WRITTEN TASK: Identify the lines that contain the word "title", then copy them.

EXTRACTED MATERIAL:
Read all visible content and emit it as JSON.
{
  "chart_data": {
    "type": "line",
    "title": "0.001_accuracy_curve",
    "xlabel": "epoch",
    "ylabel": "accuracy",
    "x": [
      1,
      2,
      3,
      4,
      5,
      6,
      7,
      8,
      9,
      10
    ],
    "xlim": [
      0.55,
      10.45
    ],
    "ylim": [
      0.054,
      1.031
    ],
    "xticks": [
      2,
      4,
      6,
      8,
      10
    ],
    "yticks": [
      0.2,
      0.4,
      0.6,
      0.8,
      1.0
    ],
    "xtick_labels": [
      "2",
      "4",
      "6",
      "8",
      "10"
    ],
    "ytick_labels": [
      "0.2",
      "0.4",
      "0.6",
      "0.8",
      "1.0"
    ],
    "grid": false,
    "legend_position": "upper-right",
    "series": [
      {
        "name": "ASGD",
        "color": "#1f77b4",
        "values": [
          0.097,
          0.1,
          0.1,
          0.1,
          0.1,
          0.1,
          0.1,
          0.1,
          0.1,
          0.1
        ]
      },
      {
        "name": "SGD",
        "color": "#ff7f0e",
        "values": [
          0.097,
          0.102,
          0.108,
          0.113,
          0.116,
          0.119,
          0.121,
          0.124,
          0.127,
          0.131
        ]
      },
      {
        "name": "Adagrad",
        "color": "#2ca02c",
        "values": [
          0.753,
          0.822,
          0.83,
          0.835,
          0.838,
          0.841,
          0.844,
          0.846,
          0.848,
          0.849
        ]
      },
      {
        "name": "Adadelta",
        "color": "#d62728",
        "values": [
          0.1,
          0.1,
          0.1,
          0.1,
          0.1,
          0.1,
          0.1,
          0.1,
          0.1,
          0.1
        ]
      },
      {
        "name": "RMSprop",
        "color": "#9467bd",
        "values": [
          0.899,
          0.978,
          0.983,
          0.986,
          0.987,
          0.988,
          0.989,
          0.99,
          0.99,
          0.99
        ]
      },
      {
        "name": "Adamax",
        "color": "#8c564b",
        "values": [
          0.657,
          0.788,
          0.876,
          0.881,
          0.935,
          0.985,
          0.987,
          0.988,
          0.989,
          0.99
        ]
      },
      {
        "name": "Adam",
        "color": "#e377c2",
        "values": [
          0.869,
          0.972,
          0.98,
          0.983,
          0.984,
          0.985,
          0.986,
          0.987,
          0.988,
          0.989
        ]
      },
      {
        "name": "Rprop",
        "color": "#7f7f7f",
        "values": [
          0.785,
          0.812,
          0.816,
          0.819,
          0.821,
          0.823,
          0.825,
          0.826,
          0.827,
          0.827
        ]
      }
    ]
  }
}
==
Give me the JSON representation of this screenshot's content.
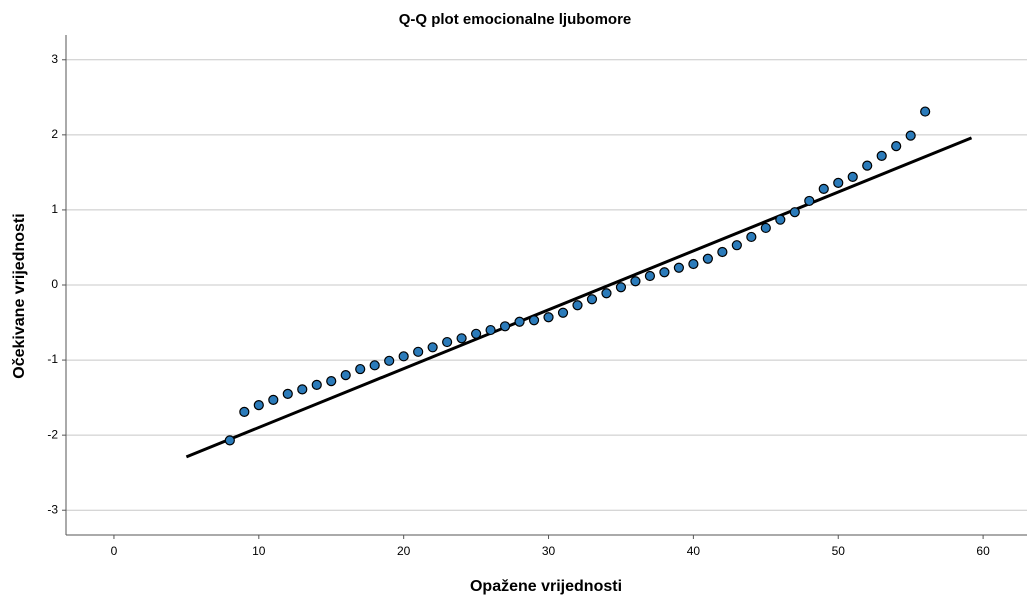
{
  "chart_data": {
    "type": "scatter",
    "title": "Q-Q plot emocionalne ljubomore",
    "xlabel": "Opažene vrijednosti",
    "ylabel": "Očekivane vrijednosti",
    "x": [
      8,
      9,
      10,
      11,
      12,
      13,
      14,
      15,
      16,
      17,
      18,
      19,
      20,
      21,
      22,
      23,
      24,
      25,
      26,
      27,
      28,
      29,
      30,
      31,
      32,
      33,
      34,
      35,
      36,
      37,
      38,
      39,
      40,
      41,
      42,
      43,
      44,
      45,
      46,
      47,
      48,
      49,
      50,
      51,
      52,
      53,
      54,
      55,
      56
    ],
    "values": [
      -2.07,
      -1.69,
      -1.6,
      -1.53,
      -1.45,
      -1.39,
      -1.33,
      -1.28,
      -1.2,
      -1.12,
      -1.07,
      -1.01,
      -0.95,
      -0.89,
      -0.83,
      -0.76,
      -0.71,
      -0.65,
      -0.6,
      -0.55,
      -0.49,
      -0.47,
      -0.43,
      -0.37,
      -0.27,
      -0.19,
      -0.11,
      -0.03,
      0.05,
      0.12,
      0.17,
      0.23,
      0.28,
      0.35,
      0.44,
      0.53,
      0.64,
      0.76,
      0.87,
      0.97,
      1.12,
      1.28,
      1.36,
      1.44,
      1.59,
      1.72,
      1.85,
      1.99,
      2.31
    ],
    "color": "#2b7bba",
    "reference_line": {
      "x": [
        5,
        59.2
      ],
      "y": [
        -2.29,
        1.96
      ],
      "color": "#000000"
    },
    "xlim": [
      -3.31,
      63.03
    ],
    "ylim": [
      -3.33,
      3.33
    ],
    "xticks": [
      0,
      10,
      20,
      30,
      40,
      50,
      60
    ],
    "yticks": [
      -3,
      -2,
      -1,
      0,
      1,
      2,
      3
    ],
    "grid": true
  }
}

SOLUTION FOR THIS PROBLEM:
    "title": "0.001_accuracy_curve",
    "title": "Q-Q plot emocionalne ljubomore",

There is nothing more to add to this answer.